_WHAT TO PRODUCE:_ Reproduce all entries word for word.

Saved data entries:
━━━━━━━━━━━━━━━━━━━━

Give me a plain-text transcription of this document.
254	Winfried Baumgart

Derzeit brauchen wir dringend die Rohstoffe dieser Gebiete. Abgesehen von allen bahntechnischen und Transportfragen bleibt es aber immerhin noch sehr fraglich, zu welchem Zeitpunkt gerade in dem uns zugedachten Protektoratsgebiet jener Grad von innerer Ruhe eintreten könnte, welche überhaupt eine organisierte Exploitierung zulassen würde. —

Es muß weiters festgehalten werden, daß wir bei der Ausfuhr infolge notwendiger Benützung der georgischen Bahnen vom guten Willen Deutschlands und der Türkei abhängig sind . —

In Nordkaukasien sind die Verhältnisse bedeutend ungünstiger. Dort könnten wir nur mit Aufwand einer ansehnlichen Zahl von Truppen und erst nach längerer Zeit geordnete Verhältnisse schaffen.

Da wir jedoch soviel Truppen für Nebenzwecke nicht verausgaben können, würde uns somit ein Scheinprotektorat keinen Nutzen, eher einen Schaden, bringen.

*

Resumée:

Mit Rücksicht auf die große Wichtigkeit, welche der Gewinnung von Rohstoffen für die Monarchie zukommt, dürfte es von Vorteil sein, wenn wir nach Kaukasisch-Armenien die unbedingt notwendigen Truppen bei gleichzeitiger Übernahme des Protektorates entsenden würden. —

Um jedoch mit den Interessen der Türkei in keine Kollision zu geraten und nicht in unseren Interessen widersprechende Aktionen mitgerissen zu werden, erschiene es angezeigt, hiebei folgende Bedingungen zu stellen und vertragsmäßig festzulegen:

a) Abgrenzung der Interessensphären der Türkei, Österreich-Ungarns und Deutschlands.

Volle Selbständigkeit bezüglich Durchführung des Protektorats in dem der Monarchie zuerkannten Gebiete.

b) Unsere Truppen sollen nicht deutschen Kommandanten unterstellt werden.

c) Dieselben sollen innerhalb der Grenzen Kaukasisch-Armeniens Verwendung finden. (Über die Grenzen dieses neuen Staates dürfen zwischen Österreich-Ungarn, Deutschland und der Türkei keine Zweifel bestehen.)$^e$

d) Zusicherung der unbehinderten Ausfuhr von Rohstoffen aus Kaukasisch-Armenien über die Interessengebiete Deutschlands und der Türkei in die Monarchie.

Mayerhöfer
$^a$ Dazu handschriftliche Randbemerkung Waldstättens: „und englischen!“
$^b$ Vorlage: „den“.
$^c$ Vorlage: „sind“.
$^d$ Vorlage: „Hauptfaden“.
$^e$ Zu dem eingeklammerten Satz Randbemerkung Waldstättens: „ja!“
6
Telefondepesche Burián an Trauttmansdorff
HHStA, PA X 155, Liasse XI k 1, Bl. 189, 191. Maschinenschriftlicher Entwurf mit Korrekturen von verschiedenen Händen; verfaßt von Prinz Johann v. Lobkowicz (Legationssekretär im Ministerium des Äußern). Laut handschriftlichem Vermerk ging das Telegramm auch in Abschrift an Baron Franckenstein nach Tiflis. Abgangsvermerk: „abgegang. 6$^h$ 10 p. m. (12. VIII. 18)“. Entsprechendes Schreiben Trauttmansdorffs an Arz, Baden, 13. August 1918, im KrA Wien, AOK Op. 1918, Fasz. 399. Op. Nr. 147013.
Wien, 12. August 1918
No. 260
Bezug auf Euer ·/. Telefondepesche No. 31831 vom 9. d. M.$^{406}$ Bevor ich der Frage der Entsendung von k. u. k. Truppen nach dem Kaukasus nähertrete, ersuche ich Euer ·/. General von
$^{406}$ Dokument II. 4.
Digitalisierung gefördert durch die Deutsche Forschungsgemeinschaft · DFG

━━━━━━━━━━━━━━━━━━━━

_EXERCISE ANSWER:_
Give me a plain-text transcription of this document.
254	Winfried Baumgart

Derzeit brauchen wir dringend die Rohstoffe dieser Gebiete. Abgesehen von allen bahntechnischen und Transportfragen bleibt es aber immerhin noch sehr fraglich, zu welchem Zeitpunkt gerade in dem uns zugedachten Protektoratsgebiet jener Grad von innerer Ruhe eintreten könnte, welche überhaupt eine organisierte Exploitierung zulassen würde. —

Es muß weiters festgehalten werden, daß wir bei der Ausfuhr infolge notwendiger Benützung der georgischen Bahnen vom guten Willen Deutschlands und der Türkei abhängig sind . —

In Nordkaukasien sind die Verhältnisse bedeutend ungünstiger. Dort könnten wir nur mit Aufwand einer ansehnlichen Zahl von Truppen und erst nach längerer Zeit geordnete Verhältnisse schaffen.

Da wir jedoch soviel Truppen für Nebenzwecke nicht verausgaben können, würde uns somit ein Scheinprotektorat keinen Nutzen, eher einen Schaden, bringen.

*

Resumée:

Mit Rücksicht auf die große Wichtigkeit, welche der Gewinnung von Rohstoffen für die Monarchie zukommt, dürfte es von Vorteil sein, wenn wir nach Kaukasisch-Armenien die unbedingt notwendigen Truppen bei gleichzeitiger Übernahme des Protektorates entsenden würden. —

Um jedoch mit den Interessen der Türkei in keine Kollision zu geraten und nicht in unseren Interessen widersprechende Aktionen mitgerissen zu werden, erschiene es angezeigt, hiebei folgende Bedingungen zu stellen und vertragsmäßig festzulegen:

a) Abgrenzung der Interessensphären der Türkei, Österreich-Ungarns und Deutschlands.

Volle Selbständigkeit bezüglich Durchführung des Protektorats in dem der Monarchie zuerkannten Gebiete.

b) Unsere Truppen sollen nicht deutschen Kommandanten unterstellt werden.

c) Dieselben sollen innerhalb der Grenzen Kaukasisch-Armeniens Verwendung finden. (Über die Grenzen dieses neuen Staates dürfen zwischen Österreich-Ungarn, Deutschland und der Türkei keine Zweifel bestehen.)$^e$

d) Zusicherung der unbehinderten Ausfuhr von Rohstoffen aus Kaukasisch-Armenien über die Interessengebiete Deutschlands und der Türkei in die Monarchie.

Mayerhöfer
$^a$ Dazu handschriftliche Randbemerkung Waldstättens: „und englischen!“
$^b$ Vorlage: „den“.
$^c$ Vorlage: „sind“.
$^d$ Vorlage: „Hauptfaden“.
$^e$ Zu dem eingeklammerten Satz Randbemerkung Waldstättens: „ja!“
6
Telefondepesche Burián an Trauttmansdorff
HHStA, PA X 155, Liasse XI k 1, Bl. 189, 191. Maschinenschriftlicher Entwurf mit Korrekturen von verschiedenen Händen; verfaßt von Prinz Johann v. Lobkowicz (Legationssekretär im Ministerium des Äußern). Laut handschriftlichem Vermerk ging das Telegramm auch in Abschrift an Baron Franckenstein nach Tiflis. Abgangsvermerk: „abgegang. 6$^h$ 10 p. m. (12. VIII. 18)“. Entsprechendes Schreiben Trauttmansdorffs an Arz, Baden, 13. August 1918, im KrA Wien, AOK Op. 1918, Fasz. 399. Op. Nr. 147013.
Wien, 12. August 1918
No. 260
Bezug auf Euer ·/. Telefondepesche No. 31831 vom 9. d. M.$^{406}$ Bevor ich der Frage der Entsendung von k. u. k. Truppen nach dem Kaukasus nähertrete, ersuche ich Euer ·/. General von
$^{406}$ Dokument II. 4.
Digitalisierung gefördert durch die Deutsche Forschungsgemeinschaft · DFG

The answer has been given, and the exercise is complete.